:: DIRECTIONS FOR THIS TASK ::
Provide the records once more, identical to the original.

:: GIVEN DATA ::
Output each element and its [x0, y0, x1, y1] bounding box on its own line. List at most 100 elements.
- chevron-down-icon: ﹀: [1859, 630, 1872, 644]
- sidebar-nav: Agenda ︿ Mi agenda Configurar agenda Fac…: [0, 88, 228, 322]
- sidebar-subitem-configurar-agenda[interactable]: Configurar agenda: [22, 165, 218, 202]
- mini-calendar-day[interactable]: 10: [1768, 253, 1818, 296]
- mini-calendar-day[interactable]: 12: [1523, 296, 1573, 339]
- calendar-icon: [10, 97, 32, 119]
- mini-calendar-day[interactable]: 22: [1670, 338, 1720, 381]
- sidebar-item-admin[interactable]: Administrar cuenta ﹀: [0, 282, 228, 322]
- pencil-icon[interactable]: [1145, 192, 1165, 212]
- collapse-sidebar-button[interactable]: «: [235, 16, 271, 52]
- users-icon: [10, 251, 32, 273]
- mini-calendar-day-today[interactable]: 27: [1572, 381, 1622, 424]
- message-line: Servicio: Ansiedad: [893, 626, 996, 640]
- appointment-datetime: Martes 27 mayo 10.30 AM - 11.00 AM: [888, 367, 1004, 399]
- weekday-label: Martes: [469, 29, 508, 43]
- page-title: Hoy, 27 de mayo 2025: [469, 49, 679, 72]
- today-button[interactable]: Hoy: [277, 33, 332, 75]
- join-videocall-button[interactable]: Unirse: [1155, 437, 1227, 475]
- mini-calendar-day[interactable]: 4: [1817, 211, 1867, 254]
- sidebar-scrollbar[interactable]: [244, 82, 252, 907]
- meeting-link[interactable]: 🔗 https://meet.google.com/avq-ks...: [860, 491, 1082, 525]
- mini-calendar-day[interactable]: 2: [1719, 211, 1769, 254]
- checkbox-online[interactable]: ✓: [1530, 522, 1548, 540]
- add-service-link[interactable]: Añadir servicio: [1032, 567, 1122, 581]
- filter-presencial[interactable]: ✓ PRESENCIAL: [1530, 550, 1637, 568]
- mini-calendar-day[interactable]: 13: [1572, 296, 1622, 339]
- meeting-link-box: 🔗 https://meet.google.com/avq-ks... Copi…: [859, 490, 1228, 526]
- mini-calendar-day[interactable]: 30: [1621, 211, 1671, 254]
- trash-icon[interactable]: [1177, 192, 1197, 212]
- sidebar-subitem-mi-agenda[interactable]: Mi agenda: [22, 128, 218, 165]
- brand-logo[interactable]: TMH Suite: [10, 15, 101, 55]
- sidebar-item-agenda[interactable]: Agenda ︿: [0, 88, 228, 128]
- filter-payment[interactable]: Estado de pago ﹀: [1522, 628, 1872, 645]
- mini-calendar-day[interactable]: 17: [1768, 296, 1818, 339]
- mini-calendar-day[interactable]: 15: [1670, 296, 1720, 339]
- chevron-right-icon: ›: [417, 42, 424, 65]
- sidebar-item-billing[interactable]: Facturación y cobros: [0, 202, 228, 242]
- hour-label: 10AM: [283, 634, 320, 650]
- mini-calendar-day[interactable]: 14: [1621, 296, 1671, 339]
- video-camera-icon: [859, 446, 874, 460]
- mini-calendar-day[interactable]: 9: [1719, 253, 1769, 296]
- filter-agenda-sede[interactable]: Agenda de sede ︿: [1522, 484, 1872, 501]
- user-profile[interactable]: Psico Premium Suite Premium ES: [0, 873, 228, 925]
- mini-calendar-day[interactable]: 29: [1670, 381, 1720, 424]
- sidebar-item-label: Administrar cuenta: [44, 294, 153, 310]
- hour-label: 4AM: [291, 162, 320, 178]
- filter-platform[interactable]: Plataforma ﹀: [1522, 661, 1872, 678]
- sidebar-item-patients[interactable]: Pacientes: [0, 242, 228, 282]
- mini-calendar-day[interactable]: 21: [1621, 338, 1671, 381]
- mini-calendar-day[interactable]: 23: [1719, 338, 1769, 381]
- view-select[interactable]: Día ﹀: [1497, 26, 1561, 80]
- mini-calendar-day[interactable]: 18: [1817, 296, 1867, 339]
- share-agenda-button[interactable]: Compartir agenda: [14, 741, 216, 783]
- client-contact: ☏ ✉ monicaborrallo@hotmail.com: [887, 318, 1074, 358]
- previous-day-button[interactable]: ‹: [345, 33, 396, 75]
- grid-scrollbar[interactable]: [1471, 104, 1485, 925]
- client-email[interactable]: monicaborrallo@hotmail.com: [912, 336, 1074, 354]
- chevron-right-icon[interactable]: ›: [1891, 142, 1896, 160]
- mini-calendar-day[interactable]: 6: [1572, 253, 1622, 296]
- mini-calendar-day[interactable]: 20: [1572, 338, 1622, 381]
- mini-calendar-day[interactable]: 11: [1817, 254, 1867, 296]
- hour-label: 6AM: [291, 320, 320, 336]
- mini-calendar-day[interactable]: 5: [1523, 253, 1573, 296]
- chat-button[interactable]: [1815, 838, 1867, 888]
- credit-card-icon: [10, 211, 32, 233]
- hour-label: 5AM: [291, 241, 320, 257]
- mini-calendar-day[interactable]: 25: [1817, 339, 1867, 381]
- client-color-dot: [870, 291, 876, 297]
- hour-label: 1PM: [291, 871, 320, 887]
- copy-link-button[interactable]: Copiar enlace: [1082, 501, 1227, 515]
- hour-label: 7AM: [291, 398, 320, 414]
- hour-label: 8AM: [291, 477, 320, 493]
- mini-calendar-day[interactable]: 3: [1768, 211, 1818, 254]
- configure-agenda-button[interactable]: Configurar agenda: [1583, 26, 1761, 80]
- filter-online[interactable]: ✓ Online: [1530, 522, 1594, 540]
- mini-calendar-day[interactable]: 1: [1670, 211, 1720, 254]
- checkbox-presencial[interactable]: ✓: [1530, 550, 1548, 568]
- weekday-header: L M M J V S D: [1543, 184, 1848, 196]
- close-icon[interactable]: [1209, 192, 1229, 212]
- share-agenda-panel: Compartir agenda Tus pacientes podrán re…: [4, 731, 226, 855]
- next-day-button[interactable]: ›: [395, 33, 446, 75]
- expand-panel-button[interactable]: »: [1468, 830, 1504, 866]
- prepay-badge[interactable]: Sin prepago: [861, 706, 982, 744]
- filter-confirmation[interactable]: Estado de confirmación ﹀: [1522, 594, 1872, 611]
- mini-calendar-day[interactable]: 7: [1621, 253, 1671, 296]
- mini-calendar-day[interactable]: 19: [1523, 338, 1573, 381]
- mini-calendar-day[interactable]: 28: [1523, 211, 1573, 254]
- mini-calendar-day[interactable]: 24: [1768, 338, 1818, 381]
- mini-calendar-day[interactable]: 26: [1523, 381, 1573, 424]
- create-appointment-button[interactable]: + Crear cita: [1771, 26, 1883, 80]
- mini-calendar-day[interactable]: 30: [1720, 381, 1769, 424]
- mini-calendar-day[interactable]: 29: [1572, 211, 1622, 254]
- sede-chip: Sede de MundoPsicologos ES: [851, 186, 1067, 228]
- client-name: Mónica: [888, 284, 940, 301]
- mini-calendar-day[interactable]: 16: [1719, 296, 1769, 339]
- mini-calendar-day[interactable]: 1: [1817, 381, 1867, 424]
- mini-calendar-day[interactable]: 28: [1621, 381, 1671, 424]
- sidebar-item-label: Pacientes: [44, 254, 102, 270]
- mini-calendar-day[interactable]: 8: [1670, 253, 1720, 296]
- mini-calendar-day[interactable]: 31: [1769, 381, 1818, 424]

:: OUTPUT OF THE EXERCISE ::
Output each element and its [x0, y0, x1, y1] bounding box on its own line. List at most 100 elements.
- chevron-down-icon: ﹀: [1859, 630, 1872, 644]
- sidebar-nav: Agenda ︿ Mi agenda Configurar agenda Fac…: [0, 88, 228, 322]
- sidebar-subitem-configurar-agenda[interactable]: Configurar agenda: [22, 165, 218, 202]
- mini-calendar-day[interactable]: 10: [1768, 253, 1818, 296]
- mini-calendar-day[interactable]: 12: [1523, 296, 1573, 339]
- calendar-icon: [10, 97, 32, 119]
- mini-calendar-day[interactable]: 22: [1670, 338, 1720, 381]
- sidebar-item-admin[interactable]: Administrar cuenta ﹀: [0, 282, 228, 322]
- pencil-icon[interactable]: [1145, 192, 1165, 212]
- collapse-sidebar-button[interactable]: «: [235, 16, 271, 52]
- users-icon: [10, 251, 32, 273]
- mini-calendar-day-today[interactable]: 27: [1572, 381, 1622, 424]
- message-line: Servicio: Ansiedad: [893, 626, 996, 640]
- appointment-datetime: Martes 27 mayo 10.30 AM - 11.00 AM: [888, 367, 1004, 399]
- weekday-label: Martes: [469, 29, 508, 43]
- page-title: Hoy, 27 de mayo 2025: [469, 49, 679, 72]
- today-button[interactable]: Hoy: [277, 33, 332, 75]
- join-videocall-button[interactable]: Unirse: [1155, 437, 1227, 475]
- mini-calendar-day[interactable]: 4: [1817, 211, 1867, 254]
- sidebar-scrollbar[interactable]: [244, 82, 252, 907]
- meeting-link[interactable]: 🔗 https://meet.google.com/avq-ks...: [860, 491, 1082, 525]
- mini-calendar-day[interactable]: 2: [1719, 211, 1769, 254]
- checkbox-online[interactable]: ✓: [1530, 522, 1548, 540]
- add-service-link[interactable]: Añadir servicio: [1032, 567, 1122, 581]
- filter-presencial[interactable]: ✓ PRESENCIAL: [1530, 550, 1637, 568]
- mini-calendar-day[interactable]: 13: [1572, 296, 1622, 339]
- meeting-link-box: 🔗 https://meet.google.com/avq-ks... Copi…: [859, 490, 1228, 526]
- mini-calendar-day[interactable]: 30: [1621, 211, 1671, 254]
- trash-icon[interactable]: [1177, 192, 1197, 212]
- sidebar-subitem-mi-agenda[interactable]: Mi agenda: [22, 128, 218, 165]
- brand-logo[interactable]: TMH Suite: [10, 15, 101, 55]
- sidebar-item-agenda[interactable]: Agenda ︿: [0, 88, 228, 128]
- filter-payment[interactable]: Estado de pago ﹀: [1522, 628, 1872, 645]
- mini-calendar-day[interactable]: 17: [1768, 296, 1818, 339]
- mini-calendar-day[interactable]: 15: [1670, 296, 1720, 339]
- chevron-right-icon: ›: [417, 42, 424, 65]
- sidebar-item-billing[interactable]: Facturación y cobros: [0, 202, 228, 242]
- hour-label: 10AM: [283, 634, 320, 650]
- mini-calendar-day[interactable]: 14: [1621, 296, 1671, 339]
- video-camera-icon: [859, 446, 874, 460]
- mini-calendar-day[interactable]: 9: [1719, 253, 1769, 296]
- filter-agenda-sede[interactable]: Agenda de sede ︿: [1522, 484, 1872, 501]
- user-profile[interactable]: Psico Premium Suite Premium ES: [0, 873, 228, 925]
- mini-calendar-day[interactable]: 29: [1670, 381, 1720, 424]
- sidebar-item-label: Administrar cuenta: [44, 294, 153, 310]
- hour-label: 4AM: [291, 162, 320, 178]
- filter-platform[interactable]: Plataforma ﹀: [1522, 661, 1872, 678]
- sidebar-item-patients[interactable]: Pacientes: [0, 242, 228, 282]
- mini-calendar-day[interactable]: 21: [1621, 338, 1671, 381]
- mini-calendar-day[interactable]: 23: [1719, 338, 1769, 381]
- view-select[interactable]: Día ﹀: [1497, 26, 1561, 80]
- mini-calendar-day[interactable]: 18: [1817, 296, 1867, 339]
- share-agenda-button[interactable]: Compartir agenda: [14, 741, 216, 783]
- client-contact: ☏ ✉ monicaborrallo@hotmail.com: [887, 318, 1074, 358]
- previous-day-button[interactable]: ‹: [345, 33, 396, 75]
- grid-scrollbar[interactable]: [1471, 104, 1485, 925]
- client-email[interactable]: monicaborrallo@hotmail.com: [912, 336, 1074, 354]
- chevron-right-icon[interactable]: ›: [1891, 142, 1896, 160]
- mini-calendar-day[interactable]: 6: [1572, 253, 1622, 296]
- mini-calendar-day[interactable]: 20: [1572, 338, 1622, 381]
- mini-calendar-day[interactable]: 11: [1817, 254, 1867, 296]
- hour-label: 6AM: [291, 320, 320, 336]
- mini-calendar-day[interactable]: 5: [1523, 253, 1573, 296]
- chat-button[interactable]: [1815, 838, 1867, 888]
- credit-card-icon: [10, 211, 32, 233]
- hour-label: 5AM: [291, 241, 320, 257]
- mini-calendar-day[interactable]: 25: [1817, 339, 1867, 381]
- client-color-dot: [870, 291, 876, 297]
- hour-label: 1PM: [291, 871, 320, 887]
- copy-link-button[interactable]: Copiar enlace: [1082, 501, 1227, 515]
- hour-label: 7AM: [291, 398, 320, 414]
- hour-label: 8AM: [291, 477, 320, 493]
- mini-calendar-day[interactable]: 3: [1768, 211, 1818, 254]
- configure-agenda-button[interactable]: Configurar agenda: [1583, 26, 1761, 80]
- filter-online[interactable]: ✓ Online: [1530, 522, 1594, 540]
- mini-calendar-day[interactable]: 1: [1670, 211, 1720, 254]
- checkbox-presencial[interactable]: ✓: [1530, 550, 1548, 568]
- weekday-header: L M M J V S D: [1543, 184, 1848, 196]
- close-icon[interactable]: [1209, 192, 1229, 212]
- share-agenda-panel: Compartir agenda Tus pacientes podrán re…: [4, 731, 226, 855]
- next-day-button[interactable]: ›: [395, 33, 446, 75]
- expand-panel-button[interactable]: »: [1468, 830, 1504, 866]
- prepay-badge[interactable]: Sin prepago: [861, 706, 982, 744]
- filter-confirmation[interactable]: Estado de confirmación ﹀: [1522, 594, 1872, 611]
- mini-calendar-day[interactable]: 7: [1621, 253, 1671, 296]
- mini-calendar-day[interactable]: 19: [1523, 338, 1573, 381]
- mini-calendar-day[interactable]: 28: [1523, 211, 1573, 254]
- mini-calendar-day[interactable]: 24: [1768, 338, 1818, 381]
- mini-calendar-day[interactable]: 26: [1523, 381, 1573, 424]
- create-appointment-button[interactable]: + Crear cita: [1771, 26, 1883, 80]
- mini-calendar-day[interactable]: 30: [1720, 381, 1769, 424]
- mini-calendar-day[interactable]: 29: [1572, 211, 1622, 254]
- sede-chip: Sede de MundoPsicologos ES: [851, 186, 1067, 228]
- client-name: Mónica: [888, 284, 940, 301]
- mini-calendar-day[interactable]: 16: [1719, 296, 1769, 339]
- mini-calendar-day[interactable]: 1: [1817, 381, 1867, 424]
- mini-calendar-day[interactable]: 28: [1621, 381, 1671, 424]
- sidebar-item-label: Pacientes: [44, 254, 102, 270]
- mini-calendar-day[interactable]: 8: [1670, 253, 1720, 296]
- mini-calendar-day[interactable]: 31: [1769, 381, 1818, 424]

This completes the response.